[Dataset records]
------------------------------------
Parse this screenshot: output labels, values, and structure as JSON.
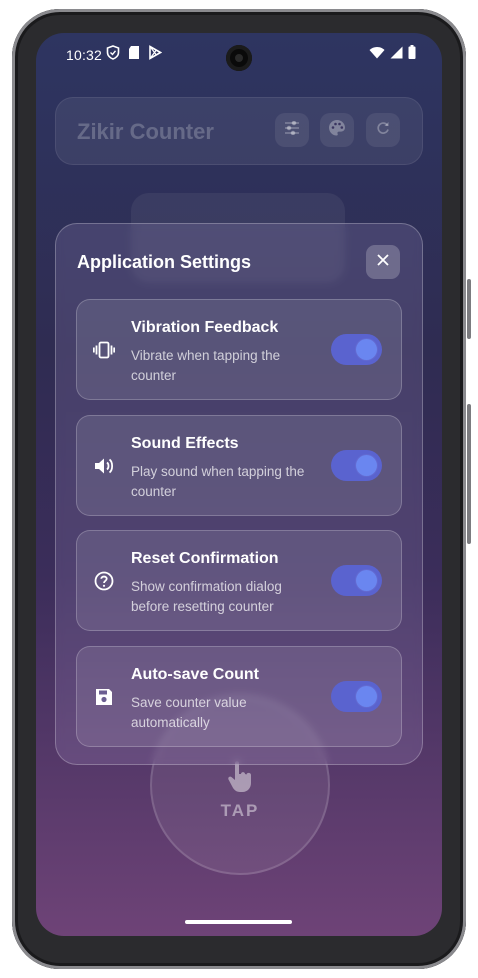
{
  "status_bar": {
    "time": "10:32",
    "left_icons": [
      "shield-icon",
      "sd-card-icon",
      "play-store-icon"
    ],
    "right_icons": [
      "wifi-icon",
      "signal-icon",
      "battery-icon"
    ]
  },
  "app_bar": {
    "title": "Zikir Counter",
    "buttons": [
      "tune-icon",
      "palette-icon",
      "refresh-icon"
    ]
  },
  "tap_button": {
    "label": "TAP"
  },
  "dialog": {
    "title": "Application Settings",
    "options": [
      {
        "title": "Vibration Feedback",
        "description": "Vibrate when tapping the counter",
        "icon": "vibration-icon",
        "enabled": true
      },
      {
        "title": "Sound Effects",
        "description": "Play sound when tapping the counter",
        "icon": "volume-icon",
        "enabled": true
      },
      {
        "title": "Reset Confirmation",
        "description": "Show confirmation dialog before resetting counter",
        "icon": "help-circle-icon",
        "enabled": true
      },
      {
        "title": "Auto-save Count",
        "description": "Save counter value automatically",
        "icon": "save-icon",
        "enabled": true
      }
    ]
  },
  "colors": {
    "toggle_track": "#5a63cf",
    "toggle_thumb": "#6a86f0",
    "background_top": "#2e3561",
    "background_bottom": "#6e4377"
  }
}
------------------------------------
**WRITTEN TASK**:
Copy the material above exactly and drop the pictures.

**WRITTEN ANSWER**:
Parse this screenshot: output labels, values, and structure as JSON.
{
  "status_bar": {
    "time": "10:32",
    "left_icons": [
      "shield-icon",
      "sd-card-icon",
      "play-store-icon"
    ],
    "right_icons": [
      "wifi-icon",
      "signal-icon",
      "battery-icon"
    ]
  },
  "app_bar": {
    "title": "Zikir Counter",
    "buttons": [
      "tune-icon",
      "palette-icon",
      "refresh-icon"
    ]
  },
  "tap_button": {
    "label": "TAP"
  },
  "dialog": {
    "title": "Application Settings",
    "options": [
      {
        "title": "Vibration Feedback",
        "description": "Vibrate when tapping the counter",
        "icon": "vibration-icon",
        "enabled": true
      },
      {
        "title": "Sound Effects",
        "description": "Play sound when tapping the counter",
        "icon": "volume-icon",
        "enabled": true
      },
      {
        "title": "Reset Confirmation",
        "description": "Show confirmation dialog before resetting counter",
        "icon": "help-circle-icon",
        "enabled": true
      },
      {
        "title": "Auto-save Count",
        "description": "Save counter value automatically",
        "icon": "save-icon",
        "enabled": true
      }
    ]
  },
  "colors": {
    "toggle_track": "#5a63cf",
    "toggle_thumb": "#6a86f0",
    "background_top": "#2e3561",
    "background_bottom": "#6e4377"
  }
}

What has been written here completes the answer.